### Chart and figure data
- - -
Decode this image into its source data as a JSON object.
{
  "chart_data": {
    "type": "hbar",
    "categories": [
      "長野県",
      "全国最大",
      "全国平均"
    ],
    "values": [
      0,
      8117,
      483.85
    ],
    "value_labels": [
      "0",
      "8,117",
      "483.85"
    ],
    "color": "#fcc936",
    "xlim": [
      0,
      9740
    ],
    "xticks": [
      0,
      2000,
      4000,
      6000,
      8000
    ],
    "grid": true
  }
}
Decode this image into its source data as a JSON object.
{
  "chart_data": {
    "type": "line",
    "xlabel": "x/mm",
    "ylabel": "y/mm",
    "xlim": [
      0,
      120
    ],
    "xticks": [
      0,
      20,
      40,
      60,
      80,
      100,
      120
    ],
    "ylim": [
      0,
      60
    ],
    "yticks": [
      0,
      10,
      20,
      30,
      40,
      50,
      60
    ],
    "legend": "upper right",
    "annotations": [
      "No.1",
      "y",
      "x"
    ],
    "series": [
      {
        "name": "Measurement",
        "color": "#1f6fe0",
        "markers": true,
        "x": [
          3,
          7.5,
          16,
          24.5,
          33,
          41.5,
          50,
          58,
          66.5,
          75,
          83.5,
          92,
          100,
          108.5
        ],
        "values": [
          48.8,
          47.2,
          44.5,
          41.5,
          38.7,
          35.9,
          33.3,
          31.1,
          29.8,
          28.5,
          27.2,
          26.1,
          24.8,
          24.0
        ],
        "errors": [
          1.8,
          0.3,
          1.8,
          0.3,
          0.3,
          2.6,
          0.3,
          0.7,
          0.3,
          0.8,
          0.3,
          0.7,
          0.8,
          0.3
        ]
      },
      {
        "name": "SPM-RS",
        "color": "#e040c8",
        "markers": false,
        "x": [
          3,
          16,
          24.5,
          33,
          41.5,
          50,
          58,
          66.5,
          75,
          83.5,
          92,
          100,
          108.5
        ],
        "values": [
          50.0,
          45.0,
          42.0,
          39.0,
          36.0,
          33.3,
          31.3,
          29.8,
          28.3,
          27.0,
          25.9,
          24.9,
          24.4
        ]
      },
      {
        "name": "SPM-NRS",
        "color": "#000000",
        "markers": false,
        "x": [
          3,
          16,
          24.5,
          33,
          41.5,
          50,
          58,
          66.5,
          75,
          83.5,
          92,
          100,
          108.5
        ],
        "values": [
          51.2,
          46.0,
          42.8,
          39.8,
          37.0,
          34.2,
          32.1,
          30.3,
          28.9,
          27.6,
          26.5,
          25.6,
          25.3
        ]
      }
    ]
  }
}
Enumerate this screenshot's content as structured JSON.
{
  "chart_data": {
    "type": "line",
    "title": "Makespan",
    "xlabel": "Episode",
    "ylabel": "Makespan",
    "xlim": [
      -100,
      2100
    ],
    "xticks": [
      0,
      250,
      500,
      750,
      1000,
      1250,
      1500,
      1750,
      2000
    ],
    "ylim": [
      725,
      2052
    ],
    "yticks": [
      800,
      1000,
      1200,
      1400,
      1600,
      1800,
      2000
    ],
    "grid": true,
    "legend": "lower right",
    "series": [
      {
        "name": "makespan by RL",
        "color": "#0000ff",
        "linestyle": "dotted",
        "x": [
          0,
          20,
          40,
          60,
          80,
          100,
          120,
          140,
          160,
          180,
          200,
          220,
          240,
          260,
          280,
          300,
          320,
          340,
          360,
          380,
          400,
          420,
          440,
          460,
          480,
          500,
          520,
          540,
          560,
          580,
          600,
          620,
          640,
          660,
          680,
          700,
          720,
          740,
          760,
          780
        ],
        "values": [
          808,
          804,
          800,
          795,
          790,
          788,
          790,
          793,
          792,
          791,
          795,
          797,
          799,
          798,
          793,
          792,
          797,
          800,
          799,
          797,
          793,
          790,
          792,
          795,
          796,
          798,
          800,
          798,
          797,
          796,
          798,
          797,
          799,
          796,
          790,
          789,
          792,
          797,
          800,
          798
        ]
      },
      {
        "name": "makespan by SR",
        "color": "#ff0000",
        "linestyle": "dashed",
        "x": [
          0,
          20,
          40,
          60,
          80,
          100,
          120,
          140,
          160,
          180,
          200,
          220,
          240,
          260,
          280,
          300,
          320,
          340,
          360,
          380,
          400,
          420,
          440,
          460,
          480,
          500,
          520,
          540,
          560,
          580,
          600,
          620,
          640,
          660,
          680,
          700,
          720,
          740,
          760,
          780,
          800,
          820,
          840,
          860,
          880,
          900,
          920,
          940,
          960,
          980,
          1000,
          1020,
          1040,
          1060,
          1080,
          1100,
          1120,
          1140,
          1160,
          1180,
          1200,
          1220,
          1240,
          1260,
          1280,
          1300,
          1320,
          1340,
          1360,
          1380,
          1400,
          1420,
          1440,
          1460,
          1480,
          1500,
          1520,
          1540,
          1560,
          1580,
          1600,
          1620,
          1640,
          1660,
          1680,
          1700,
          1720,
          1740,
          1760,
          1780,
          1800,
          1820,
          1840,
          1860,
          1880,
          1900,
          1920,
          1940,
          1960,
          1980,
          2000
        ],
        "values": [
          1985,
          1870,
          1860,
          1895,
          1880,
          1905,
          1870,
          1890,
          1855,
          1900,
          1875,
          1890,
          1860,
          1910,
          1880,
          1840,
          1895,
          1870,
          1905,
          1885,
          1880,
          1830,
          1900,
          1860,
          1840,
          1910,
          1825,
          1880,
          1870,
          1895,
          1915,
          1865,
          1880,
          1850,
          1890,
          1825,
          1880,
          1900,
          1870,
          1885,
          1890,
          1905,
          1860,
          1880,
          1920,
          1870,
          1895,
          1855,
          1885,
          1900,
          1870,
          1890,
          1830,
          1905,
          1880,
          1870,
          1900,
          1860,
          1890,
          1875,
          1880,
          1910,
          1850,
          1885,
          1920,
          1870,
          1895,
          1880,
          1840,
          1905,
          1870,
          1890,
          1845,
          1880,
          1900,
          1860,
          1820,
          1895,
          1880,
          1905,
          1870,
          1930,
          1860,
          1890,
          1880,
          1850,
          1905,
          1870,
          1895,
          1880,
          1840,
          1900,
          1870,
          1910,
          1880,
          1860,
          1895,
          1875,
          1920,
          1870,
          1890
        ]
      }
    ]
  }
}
- - -
### TASK GOAL
Copy each line of the listing that contains the string "color".

### FULL ANSWER
    "color": "#fcc936",
        "color": "#1f6fe0",
        "color": "#e040c8",
        "color": "#000000",
        "color": "#0000ff",
        "color": "#ff0000",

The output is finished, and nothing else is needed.